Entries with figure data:
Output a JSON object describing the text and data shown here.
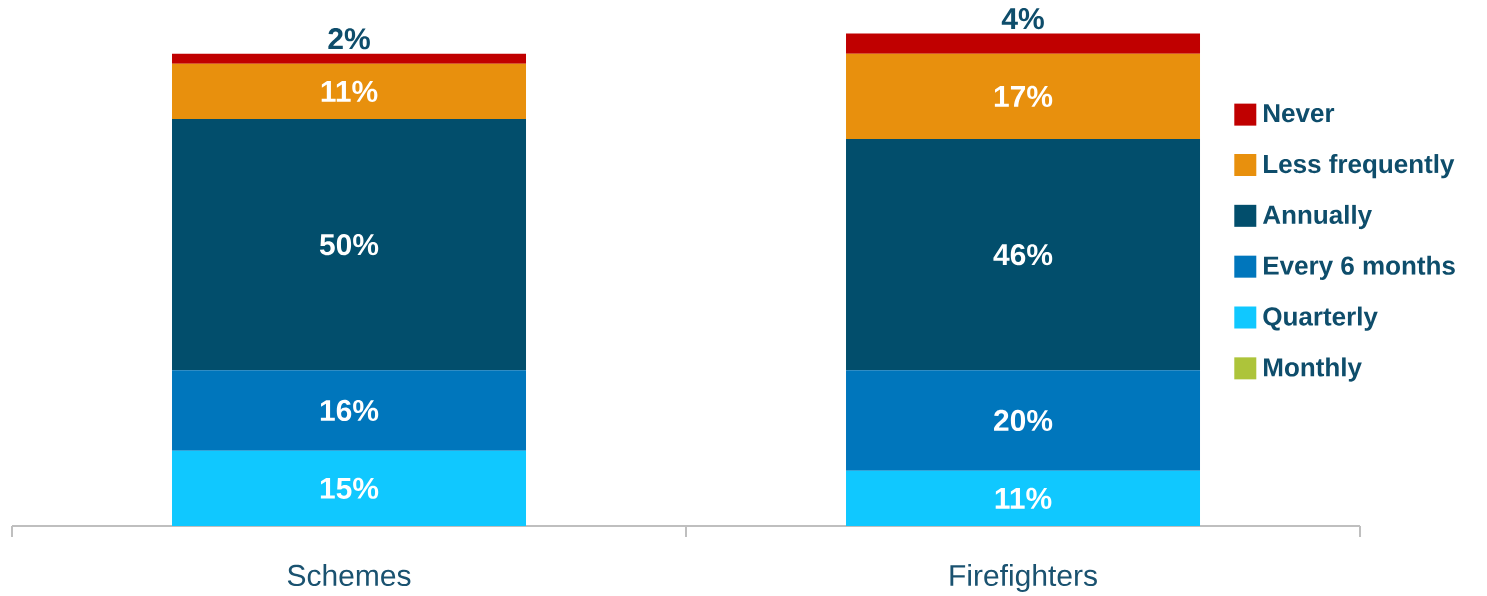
{
  "chart_data": {
    "type": "bar",
    "stacked": true,
    "categories": [
      "Schemes",
      "Firefighters"
    ],
    "series": [
      {
        "name": "Monthly",
        "color": "#adc43a",
        "values": [
          0,
          0
        ],
        "value_labels": [
          null,
          null
        ]
      },
      {
        "name": "Quarterly",
        "color": "#10c8ff",
        "values": [
          15,
          11
        ],
        "value_labels": [
          "15%",
          "11%"
        ]
      },
      {
        "name": "Every 6 months",
        "color": "#0076bc",
        "values": [
          16,
          20
        ],
        "value_labels": [
          "16%",
          "20%"
        ]
      },
      {
        "name": "Annually",
        "color": "#024e6c",
        "values": [
          50,
          46
        ],
        "value_labels": [
          "50%",
          "46%"
        ]
      },
      {
        "name": "Less frequently",
        "color": "#e8900d",
        "values": [
          11,
          17
        ],
        "value_labels": [
          "11%",
          "17%"
        ]
      },
      {
        "name": "Never",
        "color": "#c00000",
        "values": [
          2,
          4
        ],
        "value_labels": [
          "2%",
          "4%"
        ]
      }
    ],
    "legend": "right"
  }
}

- _SET TASK_: Which lines include the word "color"? List them all.

- _SOLVED EXERCISE_:
        "color": "#adc43a",
        "color": "#10c8ff",
        "color": "#0076bc",
        "color": "#024e6c",
        "color": "#e8900d",
        "color": "#c00000",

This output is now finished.